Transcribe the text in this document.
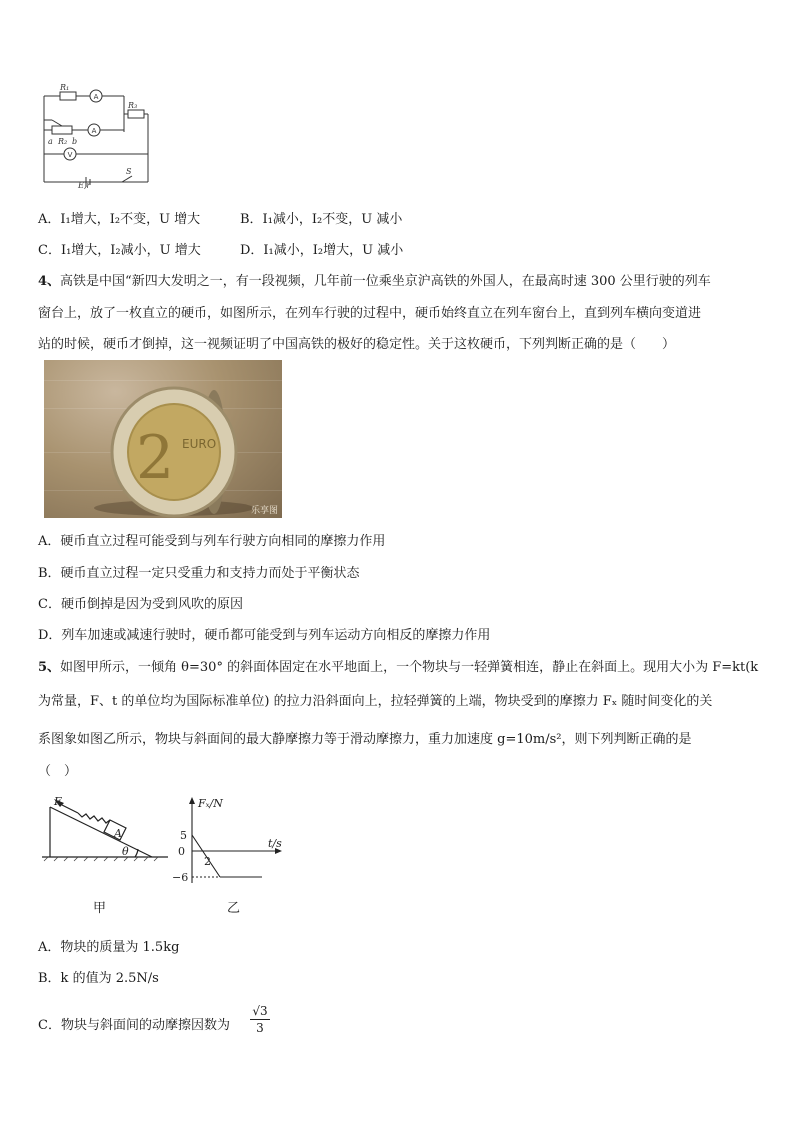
R₁
R₃
a R₂ b
E,r
S
A
A
V
A．I₁增大，I₂不变，U 增大	B．I₁减小，I₂不变，U 减小
C．I₁增大，I₂减小，U 增大	D．I₁减小，I₂增大，U 减小
4、高铁是中国“新四大发明之一，有一段视频，几年前一位乘坐京沪高铁的外国人，在最高时速 300 公里行驶的列车
窗台上，放了一枚直立的硬币，如图所示，在列车行驶的过程中，硬币始终直立在列车窗台上，直到列车横向变道进
站的时候，硬币才倒掉，这一视频证明了中国高铁的极好的稳定性。关于这枚硬币，下列判断正确的是（　　）
2 EURO
乐享图
A．硬币直立过程可能受到与列车行驶方向相同的摩擦力作用
B．硬币直立过程一定只受重力和支持力而处于平衡状态
C．硬币倒掉是因为受到风吹的原因
D．列车加速或减速行驶时，硬币都可能受到与列车运动方向相反的摩擦力作用
5、如图甲所示，一倾角 θ=30° 的斜面体固定在水平地面上，一个物块与一轻弹簧相连，静止在斜面上。现用大小为 F=kt(k
为常量，F、t 的单位均为国际标准单位) 的拉力沿斜面向上，拉轻弹簧的上端，物块受到的摩擦力 Fₓ 随时间变化的关
系图象如图乙所示，物块与斜面间的最大静摩擦力等于滑动摩擦力，重力加速度 g=10m/s²，则下列判断正确的是
（　）
F
A
θ
甲
Fₓ/N
t/s
5
0
−6
2
乙
A．物块的质量为 1.5kg
B．k 的值为 2.5N/s
C．物块与斜面间的动摩擦因数为 $\frac{√3}{3}$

> _Set task_:
In the entries above, count each line with "I₁增大"; reply with the total only.

> _Solution_:
2